WRITTEN INSTRUCTION:
Output only the span of lines that begins at the line containing "Convert this document image to plain text." and ends at the last line of the data, both included, exactly as they appear.

::::

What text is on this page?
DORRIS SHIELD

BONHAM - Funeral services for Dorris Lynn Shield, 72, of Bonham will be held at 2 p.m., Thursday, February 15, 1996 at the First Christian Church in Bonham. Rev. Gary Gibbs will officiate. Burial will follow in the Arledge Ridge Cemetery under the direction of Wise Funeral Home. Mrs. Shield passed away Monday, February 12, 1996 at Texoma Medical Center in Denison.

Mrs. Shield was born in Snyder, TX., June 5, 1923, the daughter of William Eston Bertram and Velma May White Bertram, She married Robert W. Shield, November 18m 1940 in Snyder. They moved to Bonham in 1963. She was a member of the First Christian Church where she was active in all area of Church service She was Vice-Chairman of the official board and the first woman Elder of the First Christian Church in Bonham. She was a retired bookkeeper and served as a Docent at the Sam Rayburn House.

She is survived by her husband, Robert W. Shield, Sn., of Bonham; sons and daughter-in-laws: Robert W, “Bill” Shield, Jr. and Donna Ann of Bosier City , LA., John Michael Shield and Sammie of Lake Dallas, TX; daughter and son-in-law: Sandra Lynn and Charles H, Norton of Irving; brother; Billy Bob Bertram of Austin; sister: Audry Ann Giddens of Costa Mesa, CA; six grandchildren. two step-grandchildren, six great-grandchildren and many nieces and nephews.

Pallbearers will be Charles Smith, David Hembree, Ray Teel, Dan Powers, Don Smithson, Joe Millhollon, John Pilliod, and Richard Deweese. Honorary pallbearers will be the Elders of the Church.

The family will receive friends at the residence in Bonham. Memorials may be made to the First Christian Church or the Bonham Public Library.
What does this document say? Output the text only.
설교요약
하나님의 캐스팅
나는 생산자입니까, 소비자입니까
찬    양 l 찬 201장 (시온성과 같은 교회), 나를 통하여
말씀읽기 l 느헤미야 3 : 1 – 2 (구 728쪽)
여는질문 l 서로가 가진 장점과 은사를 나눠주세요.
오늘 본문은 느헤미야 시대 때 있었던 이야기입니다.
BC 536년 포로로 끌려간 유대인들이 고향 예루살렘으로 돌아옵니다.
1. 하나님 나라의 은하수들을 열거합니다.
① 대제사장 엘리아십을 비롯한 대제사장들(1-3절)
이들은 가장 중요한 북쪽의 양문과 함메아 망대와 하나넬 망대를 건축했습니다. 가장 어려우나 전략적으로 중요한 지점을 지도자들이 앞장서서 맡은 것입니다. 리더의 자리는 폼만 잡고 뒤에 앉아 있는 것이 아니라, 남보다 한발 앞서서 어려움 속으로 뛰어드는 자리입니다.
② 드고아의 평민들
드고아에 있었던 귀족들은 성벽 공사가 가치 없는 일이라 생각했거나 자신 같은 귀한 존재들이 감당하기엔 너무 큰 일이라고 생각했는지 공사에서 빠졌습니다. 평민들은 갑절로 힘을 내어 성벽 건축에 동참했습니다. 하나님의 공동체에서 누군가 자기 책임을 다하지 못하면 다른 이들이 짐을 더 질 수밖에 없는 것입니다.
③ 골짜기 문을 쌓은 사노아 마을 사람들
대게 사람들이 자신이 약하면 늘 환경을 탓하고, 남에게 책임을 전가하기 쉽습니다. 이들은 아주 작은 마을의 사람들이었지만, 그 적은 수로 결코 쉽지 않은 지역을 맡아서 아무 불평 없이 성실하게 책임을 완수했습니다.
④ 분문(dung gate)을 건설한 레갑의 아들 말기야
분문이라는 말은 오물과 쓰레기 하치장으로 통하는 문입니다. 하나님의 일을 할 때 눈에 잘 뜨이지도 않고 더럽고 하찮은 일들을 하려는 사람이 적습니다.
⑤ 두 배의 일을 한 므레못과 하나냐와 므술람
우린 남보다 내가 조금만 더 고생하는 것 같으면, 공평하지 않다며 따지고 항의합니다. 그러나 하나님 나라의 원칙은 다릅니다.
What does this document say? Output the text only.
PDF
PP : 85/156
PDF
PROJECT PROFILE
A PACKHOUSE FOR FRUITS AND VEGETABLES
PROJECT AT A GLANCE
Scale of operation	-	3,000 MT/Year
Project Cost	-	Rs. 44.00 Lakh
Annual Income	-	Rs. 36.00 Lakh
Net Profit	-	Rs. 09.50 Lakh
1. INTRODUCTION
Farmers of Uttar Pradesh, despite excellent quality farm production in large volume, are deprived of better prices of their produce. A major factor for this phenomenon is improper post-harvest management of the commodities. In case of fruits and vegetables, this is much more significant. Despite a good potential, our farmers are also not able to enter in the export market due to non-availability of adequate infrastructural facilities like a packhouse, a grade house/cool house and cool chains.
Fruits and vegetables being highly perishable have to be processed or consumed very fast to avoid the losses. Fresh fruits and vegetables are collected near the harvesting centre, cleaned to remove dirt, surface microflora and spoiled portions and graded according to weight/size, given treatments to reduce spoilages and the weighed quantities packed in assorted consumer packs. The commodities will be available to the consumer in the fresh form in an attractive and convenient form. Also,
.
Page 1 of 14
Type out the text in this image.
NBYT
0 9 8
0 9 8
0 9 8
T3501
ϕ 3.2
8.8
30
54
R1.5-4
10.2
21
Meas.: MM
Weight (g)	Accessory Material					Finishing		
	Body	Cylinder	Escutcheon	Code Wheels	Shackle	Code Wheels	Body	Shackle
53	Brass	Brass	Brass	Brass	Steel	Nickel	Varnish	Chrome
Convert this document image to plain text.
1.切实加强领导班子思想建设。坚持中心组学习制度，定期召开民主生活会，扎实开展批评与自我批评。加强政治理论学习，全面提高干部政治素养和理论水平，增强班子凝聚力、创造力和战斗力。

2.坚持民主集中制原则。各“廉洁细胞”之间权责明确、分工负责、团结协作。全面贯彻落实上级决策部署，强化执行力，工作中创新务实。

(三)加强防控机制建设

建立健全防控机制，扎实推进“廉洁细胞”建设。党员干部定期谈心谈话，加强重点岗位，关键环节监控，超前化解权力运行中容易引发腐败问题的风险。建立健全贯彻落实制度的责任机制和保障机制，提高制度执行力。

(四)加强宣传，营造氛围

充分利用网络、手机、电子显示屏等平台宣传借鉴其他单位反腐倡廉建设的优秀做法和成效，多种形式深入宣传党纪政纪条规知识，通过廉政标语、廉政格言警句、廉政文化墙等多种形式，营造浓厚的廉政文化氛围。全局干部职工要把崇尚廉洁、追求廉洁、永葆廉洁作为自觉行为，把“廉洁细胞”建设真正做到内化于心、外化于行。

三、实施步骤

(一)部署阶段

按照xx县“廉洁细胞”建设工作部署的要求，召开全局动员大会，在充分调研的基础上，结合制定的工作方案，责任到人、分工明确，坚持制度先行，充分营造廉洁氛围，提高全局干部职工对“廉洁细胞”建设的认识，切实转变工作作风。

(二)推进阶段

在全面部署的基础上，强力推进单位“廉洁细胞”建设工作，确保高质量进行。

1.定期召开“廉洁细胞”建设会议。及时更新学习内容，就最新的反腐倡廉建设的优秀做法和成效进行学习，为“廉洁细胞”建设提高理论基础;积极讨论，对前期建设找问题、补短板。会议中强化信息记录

::::

RESPONSE TO THE EXERCISE:
Convert this document image to plain text.
1.切实加强领导班子思想建设。坚持中心组学习制度，定期召开民主生活会，扎实开展批评与自我批评。加强政治理论学习，全面提高干部政治素养和理论水平，增强班子凝聚力、创造力和战斗力。

2.坚持民主集中制原则。各“廉洁细胞”之间权责明确、分工负责、团结协作。全面贯彻落实上级决策部署，强化执行力，工作中创新务实。

(三)加强防控机制建设

建立健全防控机制，扎实推进“廉洁细胞”建设。党员干部定期谈心谈话，加强重点岗位，关键环节监控，超前化解权力运行中容易引发腐败问题的风险。建立健全贯彻落实制度的责任机制和保障机制，提高制度执行力。

(四)加强宣传，营造氛围

充分利用网络、手机、电子显示屏等平台宣传借鉴其他单位反腐倡廉建设的优秀做法和成效，多种形式深入宣传党纪政纪条规知识，通过廉政标语、廉政格言警句、廉政文化墙等多种形式，营造浓厚的廉政文化氛围。全局干部职工要把崇尚廉洁、追求廉洁、永葆廉洁作为自觉行为，把“廉洁细胞”建设真正做到内化于心、外化于行。

三、实施步骤

(一)部署阶段

按照xx县“廉洁细胞”建设工作部署的要求，召开全局动员大会，在充分调研的基础上，结合制定的工作方案，责任到人、分工明确，坚持制度先行，充分营造廉洁氛围，提高全局干部职工对“廉洁细胞”建设的认识，切实转变工作作风。

(二)推进阶段

在全面部署的基础上，强力推进单位“廉洁细胞”建设工作，确保高质量进行。

1.定期召开“廉洁细胞”建设会议。及时更新学习内容，就最新的反腐倡廉建设的优秀做法和成效进行学习，为“廉洁细胞”建设提高理论基础;积极讨论，对前期建设找问题、补短板。会议中强化信息记录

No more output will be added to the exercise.